Start of Task inputs

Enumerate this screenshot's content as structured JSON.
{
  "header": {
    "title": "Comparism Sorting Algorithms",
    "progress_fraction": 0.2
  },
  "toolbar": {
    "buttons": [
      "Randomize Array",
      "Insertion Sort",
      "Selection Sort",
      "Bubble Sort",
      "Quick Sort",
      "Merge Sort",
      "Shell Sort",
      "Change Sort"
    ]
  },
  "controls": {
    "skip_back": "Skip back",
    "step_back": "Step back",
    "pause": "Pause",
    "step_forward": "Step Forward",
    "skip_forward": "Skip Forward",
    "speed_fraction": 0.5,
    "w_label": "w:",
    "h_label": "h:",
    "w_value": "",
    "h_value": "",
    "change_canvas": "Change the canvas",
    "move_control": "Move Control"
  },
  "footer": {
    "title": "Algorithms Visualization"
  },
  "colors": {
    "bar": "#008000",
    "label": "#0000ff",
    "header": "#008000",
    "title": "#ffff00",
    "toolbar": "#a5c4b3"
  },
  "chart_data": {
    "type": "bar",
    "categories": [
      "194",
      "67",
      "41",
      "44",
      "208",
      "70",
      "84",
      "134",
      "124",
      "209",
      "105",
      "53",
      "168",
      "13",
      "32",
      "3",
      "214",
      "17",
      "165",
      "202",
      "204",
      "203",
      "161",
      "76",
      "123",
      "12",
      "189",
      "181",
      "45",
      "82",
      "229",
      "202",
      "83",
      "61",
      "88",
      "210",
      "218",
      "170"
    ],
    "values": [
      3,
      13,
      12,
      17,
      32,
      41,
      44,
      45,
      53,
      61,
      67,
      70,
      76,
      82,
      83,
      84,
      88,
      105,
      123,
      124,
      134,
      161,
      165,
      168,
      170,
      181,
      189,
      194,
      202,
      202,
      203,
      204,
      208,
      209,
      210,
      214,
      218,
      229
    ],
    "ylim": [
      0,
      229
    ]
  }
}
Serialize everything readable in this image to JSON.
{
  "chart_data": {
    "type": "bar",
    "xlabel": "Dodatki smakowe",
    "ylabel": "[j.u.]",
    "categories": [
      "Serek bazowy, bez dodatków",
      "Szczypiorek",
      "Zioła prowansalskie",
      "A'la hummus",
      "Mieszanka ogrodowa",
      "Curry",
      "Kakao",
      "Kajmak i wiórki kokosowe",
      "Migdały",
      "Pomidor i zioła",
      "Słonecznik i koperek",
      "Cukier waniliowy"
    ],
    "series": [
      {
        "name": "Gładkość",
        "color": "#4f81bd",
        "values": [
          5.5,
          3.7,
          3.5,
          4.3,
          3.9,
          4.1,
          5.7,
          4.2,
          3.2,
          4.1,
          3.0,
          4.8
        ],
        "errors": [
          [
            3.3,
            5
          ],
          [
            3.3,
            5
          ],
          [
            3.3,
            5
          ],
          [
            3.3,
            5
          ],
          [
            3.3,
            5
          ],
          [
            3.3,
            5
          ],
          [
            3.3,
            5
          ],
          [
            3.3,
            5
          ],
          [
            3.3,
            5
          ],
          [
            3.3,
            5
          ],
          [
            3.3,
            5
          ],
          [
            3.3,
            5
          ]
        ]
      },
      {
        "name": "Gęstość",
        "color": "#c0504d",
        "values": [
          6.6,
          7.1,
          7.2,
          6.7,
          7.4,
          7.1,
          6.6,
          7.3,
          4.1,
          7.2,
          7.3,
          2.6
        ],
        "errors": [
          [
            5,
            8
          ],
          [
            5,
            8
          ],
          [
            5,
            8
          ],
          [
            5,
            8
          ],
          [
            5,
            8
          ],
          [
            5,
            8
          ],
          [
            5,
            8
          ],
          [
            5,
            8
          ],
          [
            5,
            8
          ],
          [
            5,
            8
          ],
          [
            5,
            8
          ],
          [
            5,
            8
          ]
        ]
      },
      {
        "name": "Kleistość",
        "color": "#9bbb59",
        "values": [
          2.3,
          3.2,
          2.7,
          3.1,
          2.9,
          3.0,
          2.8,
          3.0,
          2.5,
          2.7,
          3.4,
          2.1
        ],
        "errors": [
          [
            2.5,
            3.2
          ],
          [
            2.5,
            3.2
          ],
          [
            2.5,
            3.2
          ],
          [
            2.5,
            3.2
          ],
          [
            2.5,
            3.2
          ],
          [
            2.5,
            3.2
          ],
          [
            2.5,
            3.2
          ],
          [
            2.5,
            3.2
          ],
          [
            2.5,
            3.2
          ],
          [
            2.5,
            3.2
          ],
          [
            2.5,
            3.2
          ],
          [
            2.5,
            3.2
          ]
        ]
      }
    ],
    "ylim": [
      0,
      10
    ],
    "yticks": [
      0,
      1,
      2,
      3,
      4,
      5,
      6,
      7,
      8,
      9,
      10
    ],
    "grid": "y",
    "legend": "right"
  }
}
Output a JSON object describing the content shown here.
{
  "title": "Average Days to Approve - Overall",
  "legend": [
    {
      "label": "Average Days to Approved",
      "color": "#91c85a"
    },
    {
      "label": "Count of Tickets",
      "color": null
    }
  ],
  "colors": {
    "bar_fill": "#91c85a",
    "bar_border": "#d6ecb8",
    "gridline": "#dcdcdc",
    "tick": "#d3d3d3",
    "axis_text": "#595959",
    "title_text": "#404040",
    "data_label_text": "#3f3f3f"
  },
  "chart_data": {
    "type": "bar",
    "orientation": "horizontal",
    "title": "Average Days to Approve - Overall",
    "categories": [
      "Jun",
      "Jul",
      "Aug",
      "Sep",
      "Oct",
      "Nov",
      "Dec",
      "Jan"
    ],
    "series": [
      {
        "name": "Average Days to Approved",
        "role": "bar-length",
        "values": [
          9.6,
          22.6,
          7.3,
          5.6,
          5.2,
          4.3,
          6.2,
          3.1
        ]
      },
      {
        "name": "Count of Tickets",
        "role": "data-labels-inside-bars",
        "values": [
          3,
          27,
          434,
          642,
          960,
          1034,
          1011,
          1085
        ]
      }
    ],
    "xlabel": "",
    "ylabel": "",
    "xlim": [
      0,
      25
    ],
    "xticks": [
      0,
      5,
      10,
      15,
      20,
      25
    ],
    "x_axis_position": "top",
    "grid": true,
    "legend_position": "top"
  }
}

End of Task inputs

Goal of the exercise: Using the listing above, show each line holding the string "back".

Exercise answer:
    "skip_back": "Skip back",
    "step_back": "Step back",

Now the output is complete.